- WRITTEN REQUEST -
Read the data and repeat all of it exactly.

- EXCERPTED RECORDS -

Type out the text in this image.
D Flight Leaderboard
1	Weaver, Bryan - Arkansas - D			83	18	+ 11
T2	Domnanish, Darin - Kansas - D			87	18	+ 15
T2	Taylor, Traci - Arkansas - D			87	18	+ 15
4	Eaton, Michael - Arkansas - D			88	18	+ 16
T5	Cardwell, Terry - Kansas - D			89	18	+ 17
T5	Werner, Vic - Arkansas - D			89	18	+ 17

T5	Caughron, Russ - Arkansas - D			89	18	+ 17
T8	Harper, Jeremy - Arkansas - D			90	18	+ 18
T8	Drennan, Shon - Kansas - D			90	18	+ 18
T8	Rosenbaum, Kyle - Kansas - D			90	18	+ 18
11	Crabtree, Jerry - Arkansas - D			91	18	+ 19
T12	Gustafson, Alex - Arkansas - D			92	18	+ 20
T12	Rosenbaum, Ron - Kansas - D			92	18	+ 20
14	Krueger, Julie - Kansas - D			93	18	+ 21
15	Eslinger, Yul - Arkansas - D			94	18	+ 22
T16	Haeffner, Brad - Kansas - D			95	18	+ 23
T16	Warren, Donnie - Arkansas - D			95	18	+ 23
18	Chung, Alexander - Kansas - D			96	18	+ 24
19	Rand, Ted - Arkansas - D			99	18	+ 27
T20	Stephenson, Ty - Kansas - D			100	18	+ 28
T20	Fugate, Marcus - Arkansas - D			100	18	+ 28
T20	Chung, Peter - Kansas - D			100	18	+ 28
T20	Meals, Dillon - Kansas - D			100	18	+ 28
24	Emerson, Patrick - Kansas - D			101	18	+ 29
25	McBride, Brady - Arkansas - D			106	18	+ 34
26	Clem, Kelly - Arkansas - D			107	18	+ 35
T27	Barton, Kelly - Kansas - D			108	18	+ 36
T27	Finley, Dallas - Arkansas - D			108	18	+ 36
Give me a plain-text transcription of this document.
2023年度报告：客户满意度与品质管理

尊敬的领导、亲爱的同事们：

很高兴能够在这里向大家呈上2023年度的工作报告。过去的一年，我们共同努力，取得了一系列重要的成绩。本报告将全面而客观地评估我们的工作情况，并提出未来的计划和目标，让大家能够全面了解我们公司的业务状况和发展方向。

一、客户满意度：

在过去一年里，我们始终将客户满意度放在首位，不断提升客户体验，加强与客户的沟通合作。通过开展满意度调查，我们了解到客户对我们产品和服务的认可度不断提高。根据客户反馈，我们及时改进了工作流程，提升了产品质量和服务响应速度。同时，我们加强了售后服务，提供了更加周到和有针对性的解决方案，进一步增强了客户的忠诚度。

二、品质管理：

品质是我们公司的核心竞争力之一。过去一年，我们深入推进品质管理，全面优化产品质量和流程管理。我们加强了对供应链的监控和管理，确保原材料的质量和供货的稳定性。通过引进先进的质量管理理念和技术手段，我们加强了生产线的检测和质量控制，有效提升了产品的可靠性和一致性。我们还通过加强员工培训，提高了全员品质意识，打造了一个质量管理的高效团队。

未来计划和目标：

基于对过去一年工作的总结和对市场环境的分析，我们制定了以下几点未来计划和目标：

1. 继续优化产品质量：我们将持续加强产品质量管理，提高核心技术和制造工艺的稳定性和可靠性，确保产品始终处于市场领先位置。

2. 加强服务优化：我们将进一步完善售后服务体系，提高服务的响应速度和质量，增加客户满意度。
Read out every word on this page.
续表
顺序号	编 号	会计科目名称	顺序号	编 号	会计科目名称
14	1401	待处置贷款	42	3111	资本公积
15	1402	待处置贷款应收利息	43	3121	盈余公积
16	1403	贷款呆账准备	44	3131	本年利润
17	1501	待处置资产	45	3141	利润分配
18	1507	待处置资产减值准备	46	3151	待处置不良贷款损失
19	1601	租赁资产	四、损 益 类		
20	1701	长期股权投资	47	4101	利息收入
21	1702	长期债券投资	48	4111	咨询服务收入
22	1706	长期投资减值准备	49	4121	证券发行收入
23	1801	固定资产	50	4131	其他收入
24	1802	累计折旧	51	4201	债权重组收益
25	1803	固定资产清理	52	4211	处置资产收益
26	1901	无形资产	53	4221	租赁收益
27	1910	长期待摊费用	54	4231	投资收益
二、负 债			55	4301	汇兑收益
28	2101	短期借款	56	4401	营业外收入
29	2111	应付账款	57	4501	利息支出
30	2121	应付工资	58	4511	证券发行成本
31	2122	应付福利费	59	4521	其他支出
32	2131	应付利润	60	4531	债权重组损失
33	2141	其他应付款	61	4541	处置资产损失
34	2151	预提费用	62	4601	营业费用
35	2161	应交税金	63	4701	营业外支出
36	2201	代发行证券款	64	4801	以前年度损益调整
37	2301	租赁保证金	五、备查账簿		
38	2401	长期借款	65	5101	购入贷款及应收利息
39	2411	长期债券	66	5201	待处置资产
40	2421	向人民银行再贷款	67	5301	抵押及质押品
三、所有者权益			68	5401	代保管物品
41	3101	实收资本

- SOLUTION TO THE EXERCISE -
Type out the text in this image.
D Flight Leaderboard
1	Weaver, Bryan - Arkansas - D			83	18	+ 11
T2	Domnanish, Darin - Kansas - D			87	18	+ 15
T2	Taylor, Traci - Arkansas - D			87	18	+ 15
4	Eaton, Michael - Arkansas - D			88	18	+ 16
T5	Cardwell, Terry - Kansas - D			89	18	+ 17
T5	Werner, Vic - Arkansas - D			89	18	+ 17

T5	Caughron, Russ - Arkansas - D			89	18	+ 17
T8	Harper, Jeremy - Arkansas - D			90	18	+ 18
T8	Drennan, Shon - Kansas - D			90	18	+ 18
T8	Rosenbaum, Kyle - Kansas - D			90	18	+ 18
11	Crabtree, Jerry - Arkansas - D			91	18	+ 19
T12	Gustafson, Alex - Arkansas - D			92	18	+ 20
T12	Rosenbaum, Ron - Kansas - D			92	18	+ 20
14	Krueger, Julie - Kansas - D			93	18	+ 21
15	Eslinger, Yul - Arkansas - D			94	18	+ 22
T16	Haeffner, Brad - Kansas - D			95	18	+ 23
T16	Warren, Donnie - Arkansas - D			95	18	+ 23
18	Chung, Alexander - Kansas - D			96	18	+ 24
19	Rand, Ted - Arkansas - D			99	18	+ 27
T20	Stephenson, Ty - Kansas - D			100	18	+ 28
T20	Fugate, Marcus - Arkansas - D			100	18	+ 28
T20	Chung, Peter - Kansas - D			100	18	+ 28
T20	Meals, Dillon - Kansas - D			100	18	+ 28
24	Emerson, Patrick - Kansas - D			101	18	+ 29
25	McBride, Brady - Arkansas - D			106	18	+ 34
26	Clem, Kelly - Arkansas - D			107	18	+ 35
T27	Barton, Kelly - Kansas - D			108	18	+ 36
T27	Finley, Dallas - Arkansas - D			108	18	+ 36
Give me a plain-text transcription of this document.
2023年度报告：客户满意度与品质管理

尊敬的领导、亲爱的同事们：

很高兴能够在这里向大家呈上2023年度的工作报告。过去的一年，我们共同努力，取得了一系列重要的成绩。本报告将全面而客观地评估我们的工作情况，并提出未来的计划和目标，让大家能够全面了解我们公司的业务状况和发展方向。

一、客户满意度：

在过去一年里，我们始终将客户满意度放在首位，不断提升客户体验，加强与客户的沟通合作。通过开展满意度调查，我们了解到客户对我们产品和服务的认可度不断提高。根据客户反馈，我们及时改进了工作流程，提升了产品质量和服务响应速度。同时，我们加强了售后服务，提供了更加周到和有针对性的解决方案，进一步增强了客户的忠诚度。

二、品质管理：

品质是我们公司的核心竞争力之一。过去一年，我们深入推进品质管理，全面优化产品质量和流程管理。我们加强了对供应链的监控和管理，确保原材料的质量和供货的稳定性。通过引进先进的质量管理理念和技术手段，我们加强了生产线的检测和质量控制，有效提升了产品的可靠性和一致性。我们还通过加强员工培训，提高了全员品质意识，打造了一个质量管理的高效团队。

未来计划和目标：

基于对过去一年工作的总结和对市场环境的分析，我们制定了以下几点未来计划和目标：

1. 继续优化产品质量：我们将持续加强产品质量管理，提高核心技术和制造工艺的稳定性和可靠性，确保产品始终处于市场领先位置。

2. 加强服务优化：我们将进一步完善售后服务体系，提高服务的响应速度和质量，增加客户满意度。
Read out every word on this page.
续表
顺序号	编 号	会计科目名称	顺序号	编 号	会计科目名称
14	1401	待处置贷款	42	3111	资本公积
15	1402	待处置贷款应收利息	43	3121	盈余公积
16	1403	贷款呆账准备	44	3131	本年利润
17	1501	待处置资产	45	3141	利润分配
18	1507	待处置资产减值准备	46	3151	待处置不良贷款损失
19	1601	租赁资产	四、损 益 类		
20	1701	长期股权投资	47	4101	利息收入
21	1702	长期债券投资	48	4111	咨询服务收入
22	1706	长期投资减值准备	49	4121	证券发行收入
23	1801	固定资产	50	4131	其他收入
24	1802	累计折旧	51	4201	债权重组收益
25	1803	固定资产清理	52	4211	处置资产收益
26	1901	无形资产	53	4221	租赁收益
27	1910	长期待摊费用	54	4231	投资收益
二、负 债			55	4301	汇兑收益
28	2101	短期借款	56	4401	营业外收入
29	2111	应付账款	57	4501	利息支出
30	2121	应付工资	58	4511	证券发行成本
31	2122	应付福利费	59	4521	其他支出
32	2131	应付利润	60	4531	债权重组损失
33	2141	其他应付款	61	4541	处置资产损失
34	2151	预提费用	62	4601	营业费用
35	2161	应交税金	63	4701	营业外支出
36	2201	代发行证券款	64	4801	以前年度损益调整
37	2301	租赁保证金	五、备查账簿		
38	2401	长期借款	65	5101	购入贷款及应收利息
39	2411	长期债券	66	5201	待处置资产
40	2421	向人民银行再贷款	67	5301	抵押及质押品
三、所有者权益			68	5401	代保管物品
41	3101	实收资本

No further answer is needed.